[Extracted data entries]
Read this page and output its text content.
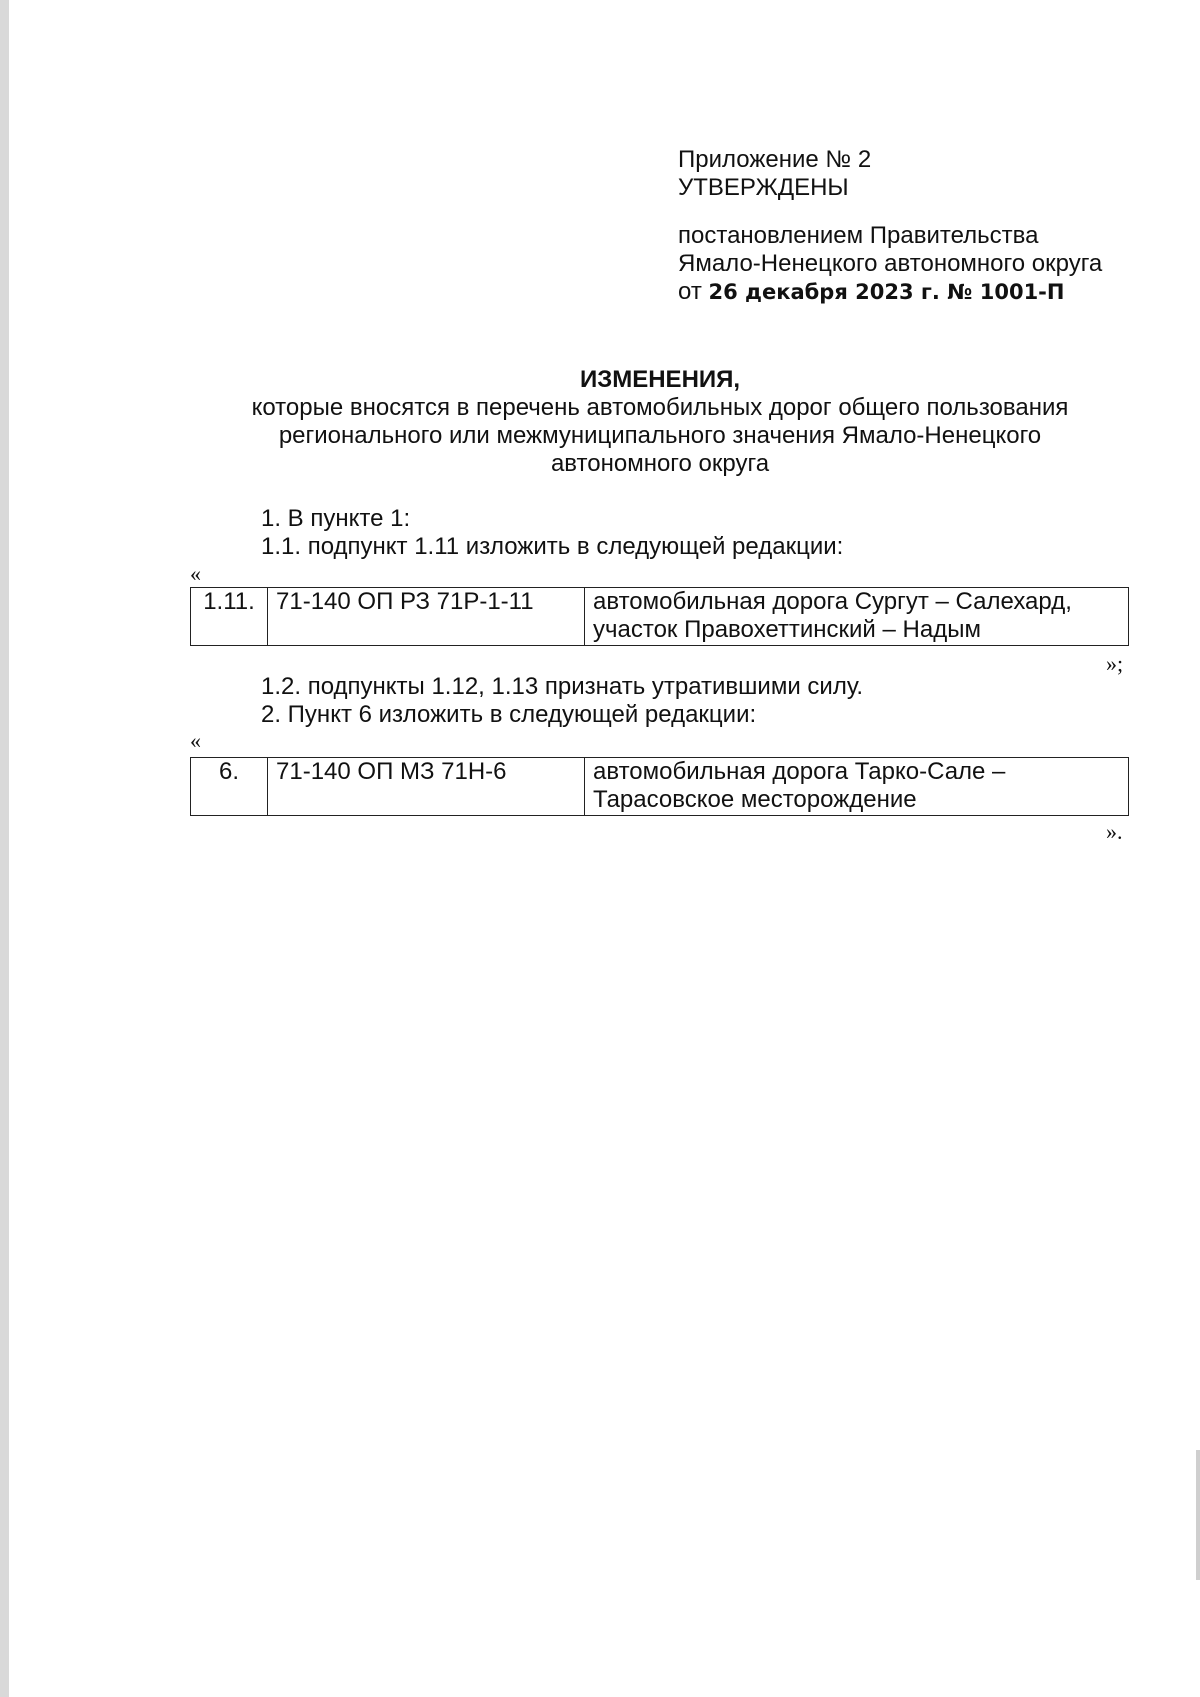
Приложение № 2
УТВЕРЖДЕНЫ
постановлением Правительства
Ямало-Ненецкого автономного округа
от 26 декабря 2023 г. № 1001-П
ИЗМЕНЕНИЯ,
которые вносятся в перечень автомобильных дорог общего пользования
регионального или межмуниципального значения Ямало-Ненецкого
автономного округа
1. В пункте 1:
1.1. подпункт 1.11 изложить в следующей редакции:
«
1.11.	71-140 ОП РЗ 71Р-1-11	автомобильная дорога Сургут – Салехард,
участок Правохеттинский – Надым
»;
1.2. подпункты 1.12, 1.13 признать утратившими силу.
2. Пункт 6 изложить в следующей редакции:
«
6.	71-140 ОП МЗ 71Н-6	автомобильная дорога Тарко-Сале –
Тарасовское месторождение
».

TASK TO CARRY OUT: Reproduce all of the material exactly, apart from the pictures.

EXERCISE RESULT:
Read this page and output its text content.
Приложение № 2
УТВЕРЖДЕНЫ
постановлением Правительства
Ямало-Ненецкого автономного округа
от 26 декабря 2023 г. № 1001-П
ИЗМЕНЕНИЯ,
которые вносятся в перечень автомобильных дорог общего пользования
регионального или межмуниципального значения Ямало-Ненецкого
автономного округа
1. В пункте 1:
1.1. подпункт 1.11 изложить в следующей редакции:
«
1.11.	71-140 ОП РЗ 71Р-1-11	автомобильная дорога Сургут – Салехард,
участок Правохеттинский – Надым
»;
1.2. подпункты 1.12, 1.13 признать утратившими силу.
2. Пункт 6 изложить в следующей редакции:
«
6.	71-140 ОП МЗ 71Н-6	автомобильная дорога Тарко-Сале –
Тарасовское месторождение
».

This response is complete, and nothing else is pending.